** Begin **

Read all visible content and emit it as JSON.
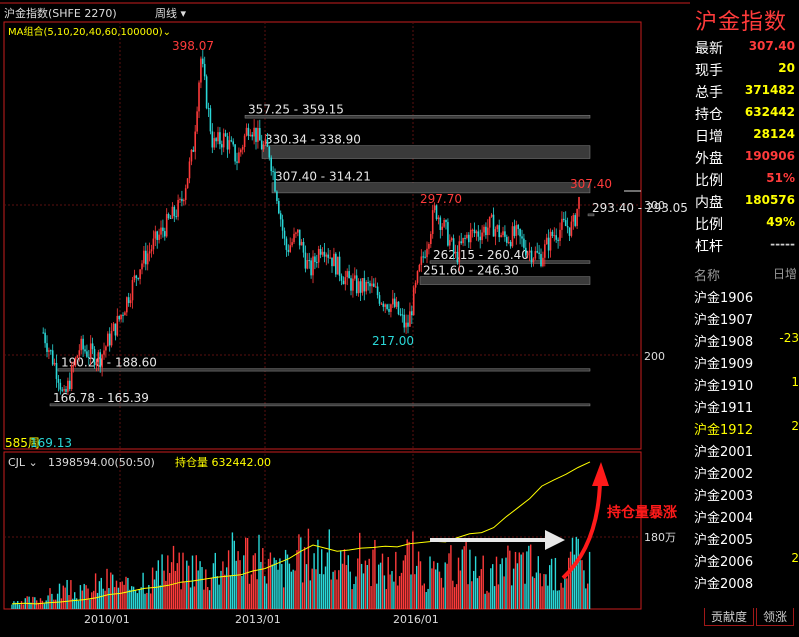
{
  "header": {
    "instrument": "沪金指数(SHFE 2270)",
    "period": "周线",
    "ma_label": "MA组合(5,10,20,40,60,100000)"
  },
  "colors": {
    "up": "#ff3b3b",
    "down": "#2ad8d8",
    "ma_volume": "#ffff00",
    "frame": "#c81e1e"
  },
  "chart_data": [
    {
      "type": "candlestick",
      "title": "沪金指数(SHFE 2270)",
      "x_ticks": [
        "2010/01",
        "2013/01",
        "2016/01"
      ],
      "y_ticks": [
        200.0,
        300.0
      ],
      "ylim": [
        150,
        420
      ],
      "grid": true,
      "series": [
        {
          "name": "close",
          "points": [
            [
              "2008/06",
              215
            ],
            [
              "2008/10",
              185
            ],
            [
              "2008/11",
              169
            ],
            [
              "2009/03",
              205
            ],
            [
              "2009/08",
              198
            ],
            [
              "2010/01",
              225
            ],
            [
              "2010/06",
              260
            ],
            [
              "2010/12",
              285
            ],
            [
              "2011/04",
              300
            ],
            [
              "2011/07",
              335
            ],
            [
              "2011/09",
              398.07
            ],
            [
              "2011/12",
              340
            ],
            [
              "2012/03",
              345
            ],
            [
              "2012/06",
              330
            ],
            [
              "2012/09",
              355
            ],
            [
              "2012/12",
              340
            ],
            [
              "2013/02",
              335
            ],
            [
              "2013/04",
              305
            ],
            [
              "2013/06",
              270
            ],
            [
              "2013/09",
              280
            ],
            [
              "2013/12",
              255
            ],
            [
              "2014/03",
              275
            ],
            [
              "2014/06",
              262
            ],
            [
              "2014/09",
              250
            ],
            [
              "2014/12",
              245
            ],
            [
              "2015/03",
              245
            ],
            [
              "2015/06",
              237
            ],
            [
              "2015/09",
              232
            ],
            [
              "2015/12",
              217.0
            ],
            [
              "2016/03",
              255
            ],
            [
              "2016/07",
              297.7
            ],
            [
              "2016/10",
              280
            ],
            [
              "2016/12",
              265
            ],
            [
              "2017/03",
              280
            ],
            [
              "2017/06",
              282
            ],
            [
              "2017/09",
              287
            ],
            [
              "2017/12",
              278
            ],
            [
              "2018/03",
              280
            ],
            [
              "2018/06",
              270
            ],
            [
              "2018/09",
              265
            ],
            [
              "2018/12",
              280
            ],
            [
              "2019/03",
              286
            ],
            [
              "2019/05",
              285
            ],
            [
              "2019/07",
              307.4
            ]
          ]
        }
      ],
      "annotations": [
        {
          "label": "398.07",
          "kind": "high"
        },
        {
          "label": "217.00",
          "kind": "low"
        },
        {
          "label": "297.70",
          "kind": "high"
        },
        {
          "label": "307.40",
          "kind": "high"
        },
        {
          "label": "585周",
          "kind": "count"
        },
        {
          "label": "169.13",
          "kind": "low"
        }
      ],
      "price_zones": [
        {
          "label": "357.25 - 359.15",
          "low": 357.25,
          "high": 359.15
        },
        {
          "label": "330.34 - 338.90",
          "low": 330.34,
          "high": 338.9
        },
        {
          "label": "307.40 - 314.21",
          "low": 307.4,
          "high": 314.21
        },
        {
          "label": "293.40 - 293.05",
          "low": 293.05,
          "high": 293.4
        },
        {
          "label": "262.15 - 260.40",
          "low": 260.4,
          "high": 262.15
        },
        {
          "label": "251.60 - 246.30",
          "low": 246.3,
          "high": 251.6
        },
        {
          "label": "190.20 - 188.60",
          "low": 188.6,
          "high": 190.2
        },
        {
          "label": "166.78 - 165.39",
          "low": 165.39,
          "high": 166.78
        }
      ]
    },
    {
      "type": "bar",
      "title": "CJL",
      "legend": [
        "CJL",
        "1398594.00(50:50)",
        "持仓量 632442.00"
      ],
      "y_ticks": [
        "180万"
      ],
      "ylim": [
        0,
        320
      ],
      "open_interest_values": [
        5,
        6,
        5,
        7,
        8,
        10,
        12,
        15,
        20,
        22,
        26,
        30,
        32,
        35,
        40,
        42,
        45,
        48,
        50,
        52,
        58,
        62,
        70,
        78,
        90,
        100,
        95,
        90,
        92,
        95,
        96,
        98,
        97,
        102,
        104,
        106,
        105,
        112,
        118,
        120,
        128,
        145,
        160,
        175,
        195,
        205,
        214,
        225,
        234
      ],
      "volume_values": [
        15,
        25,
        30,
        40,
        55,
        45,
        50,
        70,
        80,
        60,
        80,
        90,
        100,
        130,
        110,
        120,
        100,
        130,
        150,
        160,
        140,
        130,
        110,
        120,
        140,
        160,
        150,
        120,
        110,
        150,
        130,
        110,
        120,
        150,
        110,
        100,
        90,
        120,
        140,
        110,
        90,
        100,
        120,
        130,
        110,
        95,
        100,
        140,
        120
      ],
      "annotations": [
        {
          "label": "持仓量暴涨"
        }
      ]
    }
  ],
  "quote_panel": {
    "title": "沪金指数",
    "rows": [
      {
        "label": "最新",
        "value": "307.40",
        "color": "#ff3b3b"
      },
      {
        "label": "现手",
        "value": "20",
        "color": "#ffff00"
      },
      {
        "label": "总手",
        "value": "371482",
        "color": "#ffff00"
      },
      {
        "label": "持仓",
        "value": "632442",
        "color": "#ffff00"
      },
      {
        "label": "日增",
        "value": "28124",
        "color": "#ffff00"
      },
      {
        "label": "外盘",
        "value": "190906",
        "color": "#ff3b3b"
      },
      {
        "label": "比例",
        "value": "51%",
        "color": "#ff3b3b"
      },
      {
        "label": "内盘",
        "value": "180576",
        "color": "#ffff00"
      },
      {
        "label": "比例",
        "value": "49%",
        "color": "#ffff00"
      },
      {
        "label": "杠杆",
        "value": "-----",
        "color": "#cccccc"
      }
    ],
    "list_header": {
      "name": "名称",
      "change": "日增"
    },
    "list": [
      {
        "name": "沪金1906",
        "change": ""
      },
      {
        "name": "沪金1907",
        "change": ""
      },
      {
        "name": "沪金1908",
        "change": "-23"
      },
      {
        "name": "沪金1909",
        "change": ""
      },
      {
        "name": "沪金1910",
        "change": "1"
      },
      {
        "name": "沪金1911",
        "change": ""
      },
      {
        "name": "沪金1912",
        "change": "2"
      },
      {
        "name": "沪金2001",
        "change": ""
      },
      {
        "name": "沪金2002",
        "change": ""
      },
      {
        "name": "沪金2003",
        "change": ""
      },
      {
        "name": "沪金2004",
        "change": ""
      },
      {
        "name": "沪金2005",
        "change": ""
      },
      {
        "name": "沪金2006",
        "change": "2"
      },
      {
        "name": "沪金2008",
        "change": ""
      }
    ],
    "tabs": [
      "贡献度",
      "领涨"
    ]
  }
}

** End **

## EXERCISE TASK
Copy out the listing exactly as it stands, but not the pictures.

## FULL OUTPUT
Read all visible content and emit it as JSON.
{
  "header": {
    "instrument": "沪金指数(SHFE 2270)",
    "period": "周线",
    "ma_label": "MA组合(5,10,20,40,60,100000)"
  },
  "colors": {
    "up": "#ff3b3b",
    "down": "#2ad8d8",
    "ma_volume": "#ffff00",
    "frame": "#c81e1e"
  },
  "chart_data": [
    {
      "type": "candlestick",
      "title": "沪金指数(SHFE 2270)",
      "x_ticks": [
        "2010/01",
        "2013/01",
        "2016/01"
      ],
      "y_ticks": [
        200.0,
        300.0
      ],
      "ylim": [
        150,
        420
      ],
      "grid": true,
      "series": [
        {
          "name": "close",
          "points": [
            [
              "2008/06",
              215
            ],
            [
              "2008/10",
              185
            ],
            [
              "2008/11",
              169
            ],
            [
              "2009/03",
              205
            ],
            [
              "2009/08",
              198
            ],
            [
              "2010/01",
              225
            ],
            [
              "2010/06",
              260
            ],
            [
              "2010/12",
              285
            ],
            [
              "2011/04",
              300
            ],
            [
              "2011/07",
              335
            ],
            [
              "2011/09",
              398.07
            ],
            [
              "2011/12",
              340
            ],
            [
              "2012/03",
              345
            ],
            [
              "2012/06",
              330
            ],
            [
              "2012/09",
              355
            ],
            [
              "2012/12",
              340
            ],
            [
              "2013/02",
              335
            ],
            [
              "2013/04",
              305
            ],
            [
              "2013/06",
              270
            ],
            [
              "2013/09",
              280
            ],
            [
              "2013/12",
              255
            ],
            [
              "2014/03",
              275
            ],
            [
              "2014/06",
              262
            ],
            [
              "2014/09",
              250
            ],
            [
              "2014/12",
              245
            ],
            [
              "2015/03",
              245
            ],
            [
              "2015/06",
              237
            ],
            [
              "2015/09",
              232
            ],
            [
              "2015/12",
              217.0
            ],
            [
              "2016/03",
              255
            ],
            [
              "2016/07",
              297.7
            ],
            [
              "2016/10",
              280
            ],
            [
              "2016/12",
              265
            ],
            [
              "2017/03",
              280
            ],
            [
              "2017/06",
              282
            ],
            [
              "2017/09",
              287
            ],
            [
              "2017/12",
              278
            ],
            [
              "2018/03",
              280
            ],
            [
              "2018/06",
              270
            ],
            [
              "2018/09",
              265
            ],
            [
              "2018/12",
              280
            ],
            [
              "2019/03",
              286
            ],
            [
              "2019/05",
              285
            ],
            [
              "2019/07",
              307.4
            ]
          ]
        }
      ],
      "annotations": [
        {
          "label": "398.07",
          "kind": "high"
        },
        {
          "label": "217.00",
          "kind": "low"
        },
        {
          "label": "297.70",
          "kind": "high"
        },
        {
          "label": "307.40",
          "kind": "high"
        },
        {
          "label": "585周",
          "kind": "count"
        },
        {
          "label": "169.13",
          "kind": "low"
        }
      ],
      "price_zones": [
        {
          "label": "357.25 - 359.15",
          "low": 357.25,
          "high": 359.15
        },
        {
          "label": "330.34 - 338.90",
          "low": 330.34,
          "high": 338.9
        },
        {
          "label": "307.40 - 314.21",
          "low": 307.4,
          "high": 314.21
        },
        {
          "label": "293.40 - 293.05",
          "low": 293.05,
          "high": 293.4
        },
        {
          "label": "262.15 - 260.40",
          "low": 260.4,
          "high": 262.15
        },
        {
          "label": "251.60 - 246.30",
          "low": 246.3,
          "high": 251.6
        },
        {
          "label": "190.20 - 188.60",
          "low": 188.6,
          "high": 190.2
        },
        {
          "label": "166.78 - 165.39",
          "low": 165.39,
          "high": 166.78
        }
      ]
    },
    {
      "type": "bar",
      "title": "CJL",
      "legend": [
        "CJL",
        "1398594.00(50:50)",
        "持仓量 632442.00"
      ],
      "y_ticks": [
        "180万"
      ],
      "ylim": [
        0,
        320
      ],
      "open_interest_values": [
        5,
        6,
        5,
        7,
        8,
        10,
        12,
        15,
        20,
        22,
        26,
        30,
        32,
        35,
        40,
        42,
        45,
        48,
        50,
        52,
        58,
        62,
        70,
        78,
        90,
        100,
        95,
        90,
        92,
        95,
        96,
        98,
        97,
        102,
        104,
        106,
        105,
        112,
        118,
        120,
        128,
        145,
        160,
        175,
        195,
        205,
        214,
        225,
        234
      ],
      "volume_values": [
        15,
        25,
        30,
        40,
        55,
        45,
        50,
        70,
        80,
        60,
        80,
        90,
        100,
        130,
        110,
        120,
        100,
        130,
        150,
        160,
        140,
        130,
        110,
        120,
        140,
        160,
        150,
        120,
        110,
        150,
        130,
        110,
        120,
        150,
        110,
        100,
        90,
        120,
        140,
        110,
        90,
        100,
        120,
        130,
        110,
        95,
        100,
        140,
        120
      ],
      "annotations": [
        {
          "label": "持仓量暴涨"
        }
      ]
    }
  ],
  "quote_panel": {
    "title": "沪金指数",
    "rows": [
      {
        "label": "最新",
        "value": "307.40",
        "color": "#ff3b3b"
      },
      {
        "label": "现手",
        "value": "20",
        "color": "#ffff00"
      },
      {
        "label": "总手",
        "value": "371482",
        "color": "#ffff00"
      },
      {
        "label": "持仓",
        "value": "632442",
        "color": "#ffff00"
      },
      {
        "label": "日增",
        "value": "28124",
        "color": "#ffff00"
      },
      {
        "label": "外盘",
        "value": "190906",
        "color": "#ff3b3b"
      },
      {
        "label": "比例",
        "value": "51%",
        "color": "#ff3b3b"
      },
      {
        "label": "内盘",
        "value": "180576",
        "color": "#ffff00"
      },
      {
        "label": "比例",
        "value": "49%",
        "color": "#ffff00"
      },
      {
        "label": "杠杆",
        "value": "-----",
        "color": "#cccccc"
      }
    ],
    "list_header": {
      "name": "名称",
      "change": "日增"
    },
    "list": [
      {
        "name": "沪金1906",
        "change": ""
      },
      {
        "name": "沪金1907",
        "change": ""
      },
      {
        "name": "沪金1908",
        "change": "-23"
      },
      {
        "name": "沪金1909",
        "change": ""
      },
      {
        "name": "沪金1910",
        "change": "1"
      },
      {
        "name": "沪金1911",
        "change": ""
      },
      {
        "name": "沪金1912",
        "change": "2"
      },
      {
        "name": "沪金2001",
        "change": ""
      },
      {
        "name": "沪金2002",
        "change": ""
      },
      {
        "name": "沪金2003",
        "change": ""
      },
      {
        "name": "沪金2004",
        "change": ""
      },
      {
        "name": "沪金2005",
        "change": ""
      },
      {
        "name": "沪金2006",
        "change": "2"
      },
      {
        "name": "沪金2008",
        "change": ""
      }
    ],
    "tabs": [
      "贡献度",
      "领涨"
    ]
  }
}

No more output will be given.